Raw data

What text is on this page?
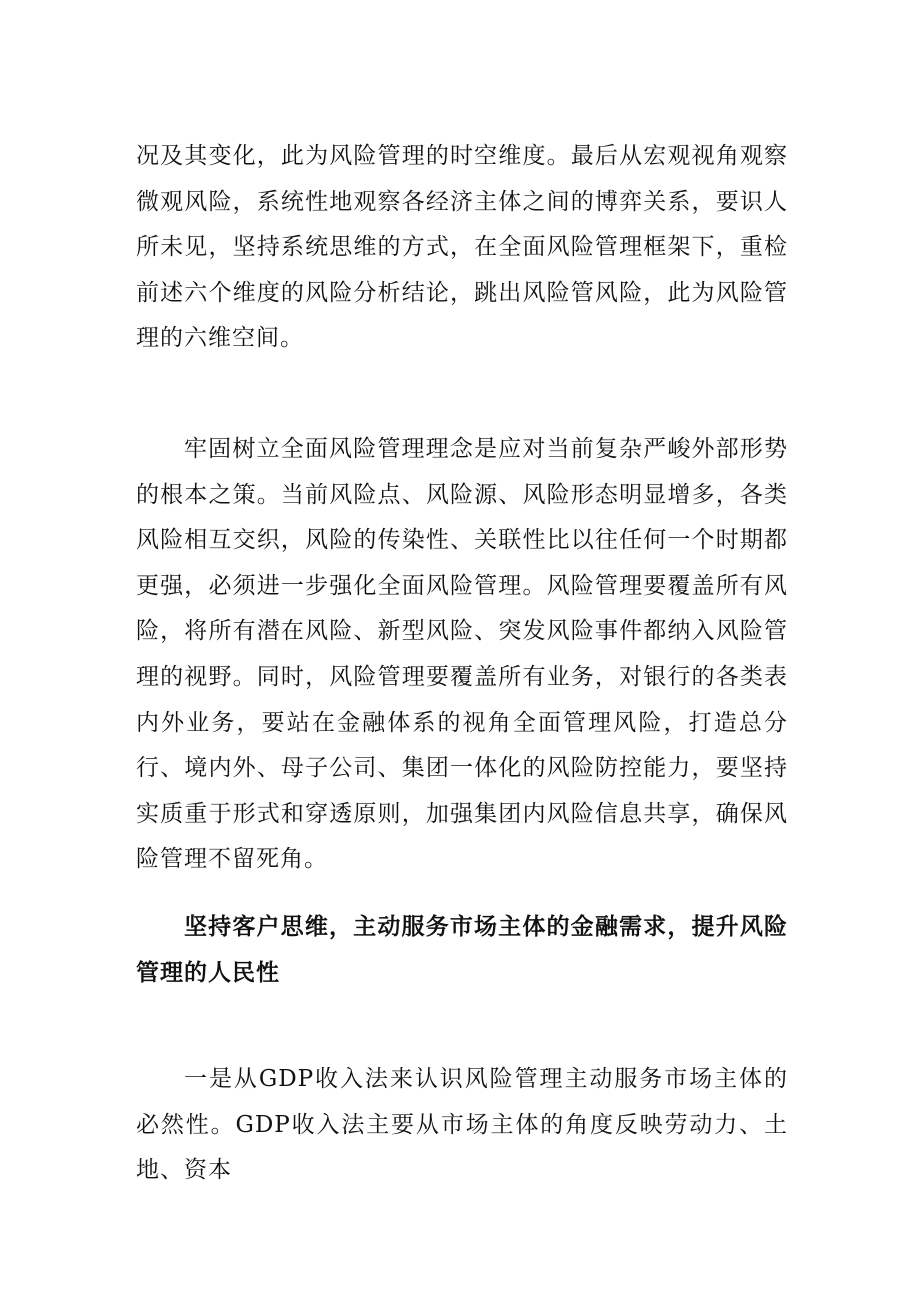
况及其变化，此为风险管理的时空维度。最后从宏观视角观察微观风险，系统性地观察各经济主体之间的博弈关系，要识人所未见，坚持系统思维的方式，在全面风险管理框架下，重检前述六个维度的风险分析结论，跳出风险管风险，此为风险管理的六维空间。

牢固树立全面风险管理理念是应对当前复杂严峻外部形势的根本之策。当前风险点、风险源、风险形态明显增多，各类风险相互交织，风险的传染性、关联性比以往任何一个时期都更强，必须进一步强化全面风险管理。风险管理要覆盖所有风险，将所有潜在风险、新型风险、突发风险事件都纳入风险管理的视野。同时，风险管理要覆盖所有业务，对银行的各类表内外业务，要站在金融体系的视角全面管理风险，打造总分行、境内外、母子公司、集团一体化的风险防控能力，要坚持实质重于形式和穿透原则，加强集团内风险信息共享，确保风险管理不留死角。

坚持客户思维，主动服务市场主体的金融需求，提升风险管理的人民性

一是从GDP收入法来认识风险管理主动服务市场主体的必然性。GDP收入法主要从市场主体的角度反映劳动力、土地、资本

Do this
Reproduce the material above in full and without alteration, but skip all pictures.

Task output
What text is on this page?
况及其变化，此为风险管理的时空维度。最后从宏观视角观察微观风险，系统性地观察各经济主体之间的博弈关系，要识人所未见，坚持系统思维的方式，在全面风险管理框架下，重检前述六个维度的风险分析结论，跳出风险管风险，此为风险管理的六维空间。

牢固树立全面风险管理理念是应对当前复杂严峻外部形势的根本之策。当前风险点、风险源、风险形态明显增多，各类风险相互交织，风险的传染性、关联性比以往任何一个时期都更强，必须进一步强化全面风险管理。风险管理要覆盖所有风险，将所有潜在风险、新型风险、突发风险事件都纳入风险管理的视野。同时，风险管理要覆盖所有业务，对银行的各类表内外业务，要站在金融体系的视角全面管理风险，打造总分行、境内外、母子公司、集团一体化的风险防控能力，要坚持实质重于形式和穿透原则，加强集团内风险信息共享，确保风险管理不留死角。

坚持客户思维，主动服务市场主体的金融需求，提升风险管理的人民性

一是从GDP收入法来认识风险管理主动服务市场主体的必然性。GDP收入法主要从市场主体的角度反映劳动力、土地、资本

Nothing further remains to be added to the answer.